- Stated task
Reproduce all of the rows below word for word, leaving out the pictures.

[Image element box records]
+ + +
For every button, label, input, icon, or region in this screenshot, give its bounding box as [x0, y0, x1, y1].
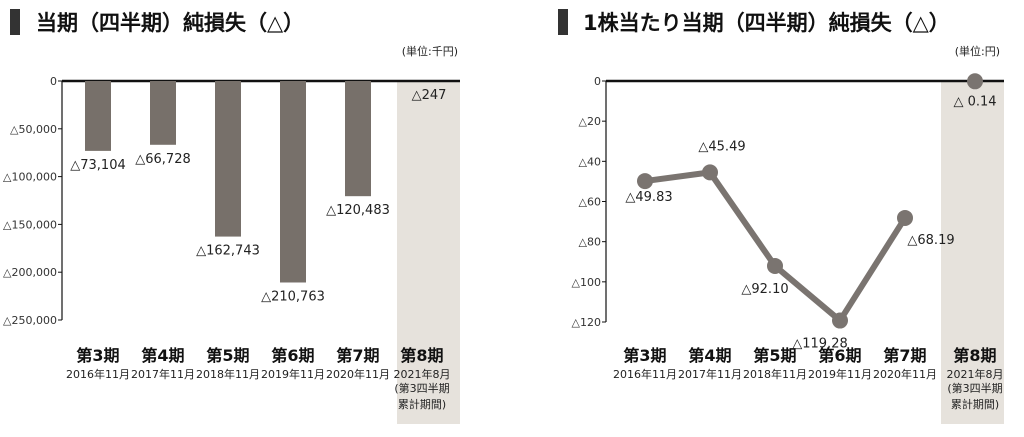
category-label: 第4期 [141, 346, 184, 365]
y-tick-label: △80 [579, 236, 601, 249]
data-point-6 [967, 73, 983, 90]
category-sublabel: 2019年11月 [808, 367, 872, 381]
bar-2 [150, 81, 176, 145]
category-sublabel: 2019年11月 [261, 367, 325, 381]
data-label: △210,763 [261, 289, 325, 304]
y-tick-label: △250,000 [3, 314, 57, 327]
category-sublabel: 2018年11月 [743, 367, 807, 381]
category-label: 第8期 [400, 346, 443, 365]
category-note: (第3四半期 [947, 381, 1002, 395]
category-label: 第5期 [753, 346, 796, 365]
category-label: 第4期 [688, 346, 731, 365]
y-tick-label: 0 [50, 75, 57, 88]
category-label: 第8期 [953, 346, 996, 365]
category-label: 第6期 [818, 346, 861, 365]
bar-1 [85, 81, 111, 151]
data-label: △162,743 [196, 244, 260, 259]
y-tick-label: △100,000 [3, 171, 57, 184]
category-sublabel: 2017年11月 [131, 367, 195, 381]
data-label: △ 0.14 [953, 94, 996, 109]
category-note: 累計期間) [951, 397, 999, 411]
series-line [642, 169, 908, 324]
chart-title: 1株当たり当期（四半期）純損失（△） [583, 11, 950, 35]
data-label: △247 [412, 88, 447, 103]
category-note: 累計期間) [398, 397, 446, 411]
data-label: △45.49 [698, 139, 745, 154]
category-label: 第6期 [271, 346, 314, 365]
category-sublabel: 2016年11月 [613, 367, 677, 381]
bar-3 [215, 81, 241, 237]
data-point-4 [832, 312, 848, 329]
category-label: 第5期 [206, 346, 249, 365]
data-label: △66,728 [135, 152, 191, 167]
unit-label: (単位:円) [955, 44, 1000, 58]
y-tick-label: △200,000 [3, 266, 57, 279]
data-label: △92.10 [741, 282, 788, 297]
y-tick-label: 0 [594, 75, 601, 88]
bar-4 [280, 81, 306, 283]
y-tick-label: △100 [572, 276, 601, 289]
y-tick-label: △40 [579, 155, 601, 168]
data-point-3 [767, 257, 783, 274]
data-point-2 [702, 164, 718, 181]
data-label: △120,483 [326, 203, 390, 218]
category-label: 第3期 [623, 346, 666, 365]
category-sublabel: 2021年8月 [947, 367, 1004, 381]
title-marker [10, 9, 20, 35]
data-label: △73,104 [70, 158, 126, 173]
y-tick-label: △120 [572, 316, 601, 329]
chart-title: 当期（四半期）純損失（△） [36, 11, 304, 35]
data-point-1 [637, 173, 653, 190]
bar-5 [345, 81, 371, 197]
category-sublabel: 2018年11月 [196, 367, 260, 381]
category-label: 第3期 [76, 346, 119, 365]
y-tick-label: △20 [579, 115, 601, 128]
y-tick-label: △60 [579, 196, 601, 209]
category-sublabel: 2021年8月 [394, 367, 451, 381]
highlight-band [941, 81, 1004, 424]
category-note: (第3四半期 [394, 381, 449, 395]
category-sublabel: 2017年11月 [678, 367, 742, 381]
data-label: △49.83 [625, 190, 672, 205]
y-tick-label: △50,000 [10, 123, 57, 136]
unit-label: (単位:千円) [402, 44, 458, 58]
y-tick-label: △150,000 [3, 218, 57, 231]
data-label: △119.28 [792, 337, 848, 352]
category-label: 第7期 [883, 346, 926, 365]
category-sublabel: 2020年11月 [873, 367, 937, 381]
title-marker [558, 9, 568, 35]
category-sublabel: 2020年11月 [326, 367, 390, 381]
category-label: 第7期 [336, 346, 379, 365]
highlight-band [397, 81, 460, 424]
data-label: △68.19 [907, 233, 954, 248]
category-sublabel: 2016年11月 [66, 367, 130, 381]
data-point-5 [897, 209, 913, 226]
+ + +
- Written response
For every button, label, input, icon, or region in this screenshot, give its bounding box as [x0, y0, x1, y1].
category-label: 第4期 [141, 346, 184, 365]
y-tick-label: △80 [579, 236, 601, 249]
data-point-6 [967, 73, 983, 90]
category-sublabel: 2019年11月 [808, 367, 872, 381]
bar-2 [150, 81, 176, 145]
category-sublabel: 2019年11月 [261, 367, 325, 381]
data-label: △210,763 [261, 289, 325, 304]
y-tick-label: △250,000 [3, 314, 57, 327]
category-sublabel: 2018年11月 [743, 367, 807, 381]
category-label: 第8期 [400, 346, 443, 365]
category-note: (第3四半期 [947, 381, 1002, 395]
category-label: 第5期 [753, 346, 796, 365]
category-label: 第4期 [688, 346, 731, 365]
y-tick-label: 0 [50, 75, 57, 88]
category-label: 第8期 [953, 346, 996, 365]
category-label: 第6期 [818, 346, 861, 365]
bar-1 [85, 81, 111, 151]
data-label: △162,743 [196, 244, 260, 259]
y-tick-label: △100,000 [3, 171, 57, 184]
category-sublabel: 2017年11月 [131, 367, 195, 381]
data-label: △ 0.14 [953, 94, 996, 109]
category-note: 累計期間) [951, 397, 999, 411]
series-line [642, 169, 908, 324]
chart-title: 1株当たり当期（四半期）純損失（△） [583, 11, 950, 35]
data-label: △247 [412, 88, 447, 103]
category-note: 累計期間) [398, 397, 446, 411]
data-label: △45.49 [698, 139, 745, 154]
category-label: 第6期 [271, 346, 314, 365]
category-sublabel: 2016年11月 [613, 367, 677, 381]
bar-3 [215, 81, 241, 237]
data-point-4 [832, 312, 848, 329]
category-label: 第5期 [206, 346, 249, 365]
data-label: △66,728 [135, 152, 191, 167]
unit-label: (単位:円) [955, 44, 1000, 58]
y-tick-label: △200,000 [3, 266, 57, 279]
data-label: △92.10 [741, 282, 788, 297]
y-tick-label: 0 [594, 75, 601, 88]
bar-4 [280, 81, 306, 283]
y-tick-label: △100 [572, 276, 601, 289]
y-tick-label: △40 [579, 155, 601, 168]
data-point-3 [767, 257, 783, 274]
data-point-2 [702, 164, 718, 181]
data-label: △120,483 [326, 203, 390, 218]
category-label: 第3期 [623, 346, 666, 365]
category-sublabel: 2021年8月 [947, 367, 1004, 381]
title-marker [10, 9, 20, 35]
data-label: △73,104 [70, 158, 126, 173]
y-tick-label: △120 [572, 316, 601, 329]
chart-title: 当期（四半期）純損失（△） [36, 11, 304, 35]
data-point-1 [637, 173, 653, 190]
bar-5 [345, 81, 371, 197]
category-sublabel: 2018年11月 [196, 367, 260, 381]
category-label: 第3期 [76, 346, 119, 365]
y-tick-label: △20 [579, 115, 601, 128]
y-tick-label: △60 [579, 196, 601, 209]
category-sublabel: 2021年8月 [394, 367, 451, 381]
highlight-band [941, 81, 1004, 424]
category-note: (第3四半期 [394, 381, 449, 395]
category-sublabel: 2017年11月 [678, 367, 742, 381]
data-label: △49.83 [625, 190, 672, 205]
y-tick-label: △50,000 [10, 123, 57, 136]
unit-label: (単位:千円) [402, 44, 458, 58]
y-tick-label: △150,000 [3, 218, 57, 231]
data-label: △119.28 [792, 337, 848, 352]
category-label: 第7期 [883, 346, 926, 365]
category-sublabel: 2020年11月 [873, 367, 937, 381]
title-marker [558, 9, 568, 35]
category-sublabel: 2020年11月 [326, 367, 390, 381]
category-label: 第7期 [336, 346, 379, 365]
highlight-band [397, 81, 460, 424]
data-label: △68.19 [907, 233, 954, 248]
category-sublabel: 2016年11月 [66, 367, 130, 381]
data-point-5 [897, 209, 913, 226]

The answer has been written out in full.